* _Dataset rows_
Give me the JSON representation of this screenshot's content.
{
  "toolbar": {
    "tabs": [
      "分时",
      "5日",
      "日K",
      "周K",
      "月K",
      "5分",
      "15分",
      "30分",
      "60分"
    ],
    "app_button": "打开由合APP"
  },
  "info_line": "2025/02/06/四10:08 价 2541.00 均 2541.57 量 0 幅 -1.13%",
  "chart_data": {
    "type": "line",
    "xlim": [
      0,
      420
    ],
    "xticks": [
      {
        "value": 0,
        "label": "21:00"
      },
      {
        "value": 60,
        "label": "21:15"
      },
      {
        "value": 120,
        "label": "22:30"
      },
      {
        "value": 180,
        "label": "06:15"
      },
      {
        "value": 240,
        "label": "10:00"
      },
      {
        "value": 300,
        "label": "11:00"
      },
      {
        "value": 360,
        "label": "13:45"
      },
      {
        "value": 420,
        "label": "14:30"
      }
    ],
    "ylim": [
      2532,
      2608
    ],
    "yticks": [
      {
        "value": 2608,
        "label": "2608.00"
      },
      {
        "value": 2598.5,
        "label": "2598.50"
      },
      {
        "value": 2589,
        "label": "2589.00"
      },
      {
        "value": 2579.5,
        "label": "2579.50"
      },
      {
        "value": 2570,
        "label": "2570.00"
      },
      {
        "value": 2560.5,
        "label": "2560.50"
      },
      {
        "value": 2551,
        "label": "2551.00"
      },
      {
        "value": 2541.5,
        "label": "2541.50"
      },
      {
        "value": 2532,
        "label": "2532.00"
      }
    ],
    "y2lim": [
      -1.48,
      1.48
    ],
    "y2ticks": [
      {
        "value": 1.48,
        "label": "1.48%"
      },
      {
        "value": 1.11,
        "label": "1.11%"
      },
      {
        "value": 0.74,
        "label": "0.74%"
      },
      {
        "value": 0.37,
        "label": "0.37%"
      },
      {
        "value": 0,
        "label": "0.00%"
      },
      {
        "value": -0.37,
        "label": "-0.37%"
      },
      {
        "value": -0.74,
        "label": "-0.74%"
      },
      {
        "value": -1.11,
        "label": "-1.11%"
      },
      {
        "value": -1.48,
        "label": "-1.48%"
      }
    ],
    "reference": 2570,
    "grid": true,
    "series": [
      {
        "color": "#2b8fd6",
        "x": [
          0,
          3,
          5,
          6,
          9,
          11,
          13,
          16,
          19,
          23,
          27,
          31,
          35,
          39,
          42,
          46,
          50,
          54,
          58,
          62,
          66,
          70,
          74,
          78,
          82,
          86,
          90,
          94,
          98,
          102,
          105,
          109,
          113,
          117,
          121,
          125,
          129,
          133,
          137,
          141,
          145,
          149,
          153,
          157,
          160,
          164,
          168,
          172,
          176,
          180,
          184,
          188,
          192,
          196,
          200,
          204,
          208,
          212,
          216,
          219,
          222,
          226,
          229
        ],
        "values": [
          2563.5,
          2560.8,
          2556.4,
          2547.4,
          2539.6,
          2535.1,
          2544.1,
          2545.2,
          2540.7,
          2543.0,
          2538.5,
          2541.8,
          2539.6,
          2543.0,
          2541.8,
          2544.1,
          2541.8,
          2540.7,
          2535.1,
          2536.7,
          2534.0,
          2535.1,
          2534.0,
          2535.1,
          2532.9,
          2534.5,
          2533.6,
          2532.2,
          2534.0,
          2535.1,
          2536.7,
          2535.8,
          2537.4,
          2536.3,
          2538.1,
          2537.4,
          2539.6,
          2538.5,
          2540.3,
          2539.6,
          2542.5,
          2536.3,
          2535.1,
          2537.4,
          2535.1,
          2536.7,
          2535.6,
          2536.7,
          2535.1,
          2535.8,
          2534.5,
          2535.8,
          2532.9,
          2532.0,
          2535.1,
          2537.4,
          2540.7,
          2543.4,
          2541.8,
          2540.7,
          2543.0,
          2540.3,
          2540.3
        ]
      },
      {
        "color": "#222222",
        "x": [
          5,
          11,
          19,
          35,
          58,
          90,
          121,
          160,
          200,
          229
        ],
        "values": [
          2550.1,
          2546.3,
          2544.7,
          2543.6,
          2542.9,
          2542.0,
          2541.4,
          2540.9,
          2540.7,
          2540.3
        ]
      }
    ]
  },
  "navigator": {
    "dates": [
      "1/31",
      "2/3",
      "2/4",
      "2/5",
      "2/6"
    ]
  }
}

* _Problem to work on_
Give all the entries again exactly; leave none out.

* _Problem solution_
Give me the JSON representation of this screenshot's content.
{
  "toolbar": {
    "tabs": [
      "分时",
      "5日",
      "日K",
      "周K",
      "月K",
      "5分",
      "15分",
      "30分",
      "60分"
    ],
    "app_button": "打开由合APP"
  },
  "info_line": "2025/02/06/四10:08 价 2541.00 均 2541.57 量 0 幅 -1.13%",
  "chart_data": {
    "type": "line",
    "xlim": [
      0,
      420
    ],
    "xticks": [
      {
        "value": 0,
        "label": "21:00"
      },
      {
        "value": 60,
        "label": "21:15"
      },
      {
        "value": 120,
        "label": "22:30"
      },
      {
        "value": 180,
        "label": "06:15"
      },
      {
        "value": 240,
        "label": "10:00"
      },
      {
        "value": 300,
        "label": "11:00"
      },
      {
        "value": 360,
        "label": "13:45"
      },
      {
        "value": 420,
        "label": "14:30"
      }
    ],
    "ylim": [
      2532,
      2608
    ],
    "yticks": [
      {
        "value": 2608,
        "label": "2608.00"
      },
      {
        "value": 2598.5,
        "label": "2598.50"
      },
      {
        "value": 2589,
        "label": "2589.00"
      },
      {
        "value": 2579.5,
        "label": "2579.50"
      },
      {
        "value": 2570,
        "label": "2570.00"
      },
      {
        "value": 2560.5,
        "label": "2560.50"
      },
      {
        "value": 2551,
        "label": "2551.00"
      },
      {
        "value": 2541.5,
        "label": "2541.50"
      },
      {
        "value": 2532,
        "label": "2532.00"
      }
    ],
    "y2lim": [
      -1.48,
      1.48
    ],
    "y2ticks": [
      {
        "value": 1.48,
        "label": "1.48%"
      },
      {
        "value": 1.11,
        "label": "1.11%"
      },
      {
        "value": 0.74,
        "label": "0.74%"
      },
      {
        "value": 0.37,
        "label": "0.37%"
      },
      {
        "value": 0,
        "label": "0.00%"
      },
      {
        "value": -0.37,
        "label": "-0.37%"
      },
      {
        "value": -0.74,
        "label": "-0.74%"
      },
      {
        "value": -1.11,
        "label": "-1.11%"
      },
      {
        "value": -1.48,
        "label": "-1.48%"
      }
    ],
    "reference": 2570,
    "grid": true,
    "series": [
      {
        "color": "#2b8fd6",
        "x": [
          0,
          3,
          5,
          6,
          9,
          11,
          13,
          16,
          19,
          23,
          27,
          31,
          35,
          39,
          42,
          46,
          50,
          54,
          58,
          62,
          66,
          70,
          74,
          78,
          82,
          86,
          90,
          94,
          98,
          102,
          105,
          109,
          113,
          117,
          121,
          125,
          129,
          133,
          137,
          141,
          145,
          149,
          153,
          157,
          160,
          164,
          168,
          172,
          176,
          180,
          184,
          188,
          192,
          196,
          200,
          204,
          208,
          212,
          216,
          219,
          222,
          226,
          229
        ],
        "values": [
          2563.5,
          2560.8,
          2556.4,
          2547.4,
          2539.6,
          2535.1,
          2544.1,
          2545.2,
          2540.7,
          2543.0,
          2538.5,
          2541.8,
          2539.6,
          2543.0,
          2541.8,
          2544.1,
          2541.8,
          2540.7,
          2535.1,
          2536.7,
          2534.0,
          2535.1,
          2534.0,
          2535.1,
          2532.9,
          2534.5,
          2533.6,
          2532.2,
          2534.0,
          2535.1,
          2536.7,
          2535.8,
          2537.4,
          2536.3,
          2538.1,
          2537.4,
          2539.6,
          2538.5,
          2540.3,
          2539.6,
          2542.5,
          2536.3,
          2535.1,
          2537.4,
          2535.1,
          2536.7,
          2535.6,
          2536.7,
          2535.1,
          2535.8,
          2534.5,
          2535.8,
          2532.9,
          2532.0,
          2535.1,
          2537.4,
          2540.7,
          2543.4,
          2541.8,
          2540.7,
          2543.0,
          2540.3,
          2540.3
        ]
      },
      {
        "color": "#222222",
        "x": [
          5,
          11,
          19,
          35,
          58,
          90,
          121,
          160,
          200,
          229
        ],
        "values": [
          2550.1,
          2546.3,
          2544.7,
          2543.6,
          2542.9,
          2542.0,
          2541.4,
          2540.9,
          2540.7,
          2540.3
        ]
      }
    ]
  },
  "navigator": {
    "dates": [
      "1/31",
      "2/3",
      "2/4",
      "2/5",
      "2/6"
    ]
  }
}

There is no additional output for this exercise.